--- START Data rows ---
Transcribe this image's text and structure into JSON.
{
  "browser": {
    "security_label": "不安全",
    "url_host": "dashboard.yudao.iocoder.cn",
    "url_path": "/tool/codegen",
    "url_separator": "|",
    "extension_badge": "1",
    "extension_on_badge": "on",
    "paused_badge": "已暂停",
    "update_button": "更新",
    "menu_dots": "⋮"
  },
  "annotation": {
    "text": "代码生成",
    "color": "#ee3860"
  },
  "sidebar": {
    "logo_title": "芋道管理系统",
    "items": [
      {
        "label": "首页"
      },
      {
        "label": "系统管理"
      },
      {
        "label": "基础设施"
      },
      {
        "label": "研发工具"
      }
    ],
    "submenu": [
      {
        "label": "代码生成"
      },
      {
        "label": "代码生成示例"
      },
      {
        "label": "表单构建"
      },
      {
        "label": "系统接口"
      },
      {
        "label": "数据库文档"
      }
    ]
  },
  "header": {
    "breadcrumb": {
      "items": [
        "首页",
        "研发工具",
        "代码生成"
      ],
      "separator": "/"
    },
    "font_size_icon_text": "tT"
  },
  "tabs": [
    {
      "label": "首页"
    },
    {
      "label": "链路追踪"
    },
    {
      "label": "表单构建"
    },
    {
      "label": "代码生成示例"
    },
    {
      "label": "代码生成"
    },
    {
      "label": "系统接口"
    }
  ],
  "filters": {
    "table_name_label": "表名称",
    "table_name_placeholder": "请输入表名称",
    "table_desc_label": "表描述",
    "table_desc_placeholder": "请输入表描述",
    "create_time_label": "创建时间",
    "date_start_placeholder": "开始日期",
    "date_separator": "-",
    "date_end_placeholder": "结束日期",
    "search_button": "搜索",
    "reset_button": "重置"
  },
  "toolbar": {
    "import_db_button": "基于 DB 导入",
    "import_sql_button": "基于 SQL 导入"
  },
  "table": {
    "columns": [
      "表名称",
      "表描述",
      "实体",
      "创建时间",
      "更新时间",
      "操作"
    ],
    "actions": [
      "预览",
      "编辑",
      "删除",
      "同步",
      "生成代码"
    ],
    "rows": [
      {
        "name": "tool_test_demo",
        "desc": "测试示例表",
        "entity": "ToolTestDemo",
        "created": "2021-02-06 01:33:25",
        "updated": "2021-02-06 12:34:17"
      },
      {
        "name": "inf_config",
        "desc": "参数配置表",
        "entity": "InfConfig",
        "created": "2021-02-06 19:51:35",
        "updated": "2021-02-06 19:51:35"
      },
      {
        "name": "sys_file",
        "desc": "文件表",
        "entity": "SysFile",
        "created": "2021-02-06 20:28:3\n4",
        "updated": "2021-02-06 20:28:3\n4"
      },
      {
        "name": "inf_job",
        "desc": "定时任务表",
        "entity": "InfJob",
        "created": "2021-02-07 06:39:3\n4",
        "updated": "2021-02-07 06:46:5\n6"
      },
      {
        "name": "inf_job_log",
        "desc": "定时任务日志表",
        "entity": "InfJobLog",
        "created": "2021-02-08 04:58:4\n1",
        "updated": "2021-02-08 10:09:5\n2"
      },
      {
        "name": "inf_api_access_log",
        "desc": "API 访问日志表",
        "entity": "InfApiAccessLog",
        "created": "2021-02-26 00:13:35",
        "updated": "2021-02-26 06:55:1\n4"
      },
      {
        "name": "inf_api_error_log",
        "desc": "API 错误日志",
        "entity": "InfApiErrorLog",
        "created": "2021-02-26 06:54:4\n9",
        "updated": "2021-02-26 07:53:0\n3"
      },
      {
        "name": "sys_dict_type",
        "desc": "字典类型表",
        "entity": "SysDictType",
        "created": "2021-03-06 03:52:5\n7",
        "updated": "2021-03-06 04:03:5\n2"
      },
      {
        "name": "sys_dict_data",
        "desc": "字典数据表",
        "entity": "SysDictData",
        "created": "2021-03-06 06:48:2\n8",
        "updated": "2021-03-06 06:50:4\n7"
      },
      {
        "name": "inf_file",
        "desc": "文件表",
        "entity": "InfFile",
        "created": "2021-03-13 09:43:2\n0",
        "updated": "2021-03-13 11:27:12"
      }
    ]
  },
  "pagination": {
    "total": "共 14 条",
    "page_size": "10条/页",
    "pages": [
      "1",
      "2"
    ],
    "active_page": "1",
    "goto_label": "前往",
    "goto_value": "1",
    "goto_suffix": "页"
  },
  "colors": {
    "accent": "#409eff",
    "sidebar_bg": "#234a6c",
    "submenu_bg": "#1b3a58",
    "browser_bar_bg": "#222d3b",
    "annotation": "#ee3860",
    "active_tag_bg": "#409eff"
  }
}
--- END Data rows ---
Everything in the listing above should be restated exactly.

▶ _Output_
Transcribe this image's text and structure into JSON.
{
  "browser": {
    "security_label": "不安全",
    "url_host": "dashboard.yudao.iocoder.cn",
    "url_path": "/tool/codegen",
    "url_separator": "|",
    "extension_badge": "1",
    "extension_on_badge": "on",
    "paused_badge": "已暂停",
    "update_button": "更新",
    "menu_dots": "⋮"
  },
  "annotation": {
    "text": "代码生成",
    "color": "#ee3860"
  },
  "sidebar": {
    "logo_title": "芋道管理系统",
    "items": [
      {
        "label": "首页"
      },
      {
        "label": "系统管理"
      },
      {
        "label": "基础设施"
      },
      {
        "label": "研发工具"
      }
    ],
    "submenu": [
      {
        "label": "代码生成"
      },
      {
        "label": "代码生成示例"
      },
      {
        "label": "表单构建"
      },
      {
        "label": "系统接口"
      },
      {
        "label": "数据库文档"
      }
    ]
  },
  "header": {
    "breadcrumb": {
      "items": [
        "首页",
        "研发工具",
        "代码生成"
      ],
      "separator": "/"
    },
    "font_size_icon_text": "tT"
  },
  "tabs": [
    {
      "label": "首页"
    },
    {
      "label": "链路追踪"
    },
    {
      "label": "表单构建"
    },
    {
      "label": "代码生成示例"
    },
    {
      "label": "代码生成"
    },
    {
      "label": "系统接口"
    }
  ],
  "filters": {
    "table_name_label": "表名称",
    "table_name_placeholder": "请输入表名称",
    "table_desc_label": "表描述",
    "table_desc_placeholder": "请输入表描述",
    "create_time_label": "创建时间",
    "date_start_placeholder": "开始日期",
    "date_separator": "-",
    "date_end_placeholder": "结束日期",
    "search_button": "搜索",
    "reset_button": "重置"
  },
  "toolbar": {
    "import_db_button": "基于 DB 导入",
    "import_sql_button": "基于 SQL 导入"
  },
  "table": {
    "columns": [
      "表名称",
      "表描述",
      "实体",
      "创建时间",
      "更新时间",
      "操作"
    ],
    "actions": [
      "预览",
      "编辑",
      "删除",
      "同步",
      "生成代码"
    ],
    "rows": [
      {
        "name": "tool_test_demo",
        "desc": "测试示例表",
        "entity": "ToolTestDemo",
        "created": "2021-02-06 01:33:25",
        "updated": "2021-02-06 12:34:17"
      },
      {
        "name": "inf_config",
        "desc": "参数配置表",
        "entity": "InfConfig",
        "created": "2021-02-06 19:51:35",
        "updated": "2021-02-06 19:51:35"
      },
      {
        "name": "sys_file",
        "desc": "文件表",
        "entity": "SysFile",
        "created": "2021-02-06 20:28:3\n4",
        "updated": "2021-02-06 20:28:3\n4"
      },
      {
        "name": "inf_job",
        "desc": "定时任务表",
        "entity": "InfJob",
        "created": "2021-02-07 06:39:3\n4",
        "updated": "2021-02-07 06:46:5\n6"
      },
      {
        "name": "inf_job_log",
        "desc": "定时任务日志表",
        "entity": "InfJobLog",
        "created": "2021-02-08 04:58:4\n1",
        "updated": "2021-02-08 10:09:5\n2"
      },
      {
        "name": "inf_api_access_log",
        "desc": "API 访问日志表",
        "entity": "InfApiAccessLog",
        "created": "2021-02-26 00:13:35",
        "updated": "2021-02-26 06:55:1\n4"
      },
      {
        "name": "inf_api_error_log",
        "desc": "API 错误日志",
        "entity": "InfApiErrorLog",
        "created": "2021-02-26 06:54:4\n9",
        "updated": "2021-02-26 07:53:0\n3"
      },
      {
        "name": "sys_dict_type",
        "desc": "字典类型表",
        "entity": "SysDictType",
        "created": "2021-03-06 03:52:5\n7",
        "updated": "2021-03-06 04:03:5\n2"
      },
      {
        "name": "sys_dict_data",
        "desc": "字典数据表",
        "entity": "SysDictData",
        "created": "2021-03-06 06:48:2\n8",
        "updated": "2021-03-06 06:50:4\n7"
      },
      {
        "name": "inf_file",
        "desc": "文件表",
        "entity": "InfFile",
        "created": "2021-03-13 09:43:2\n0",
        "updated": "2021-03-13 11:27:12"
      }
    ]
  },
  "pagination": {
    "total": "共 14 条",
    "page_size": "10条/页",
    "pages": [
      "1",
      "2"
    ],
    "active_page": "1",
    "goto_label": "前往",
    "goto_value": "1",
    "goto_suffix": "页"
  },
  "colors": {
    "accent": "#409eff",
    "sidebar_bg": "#234a6c",
    "submenu_bg": "#1b3a58",
    "browser_bar_bg": "#222d3b",
    "annotation": "#ee3860",
    "active_tag_bg": "#409eff"
  }
}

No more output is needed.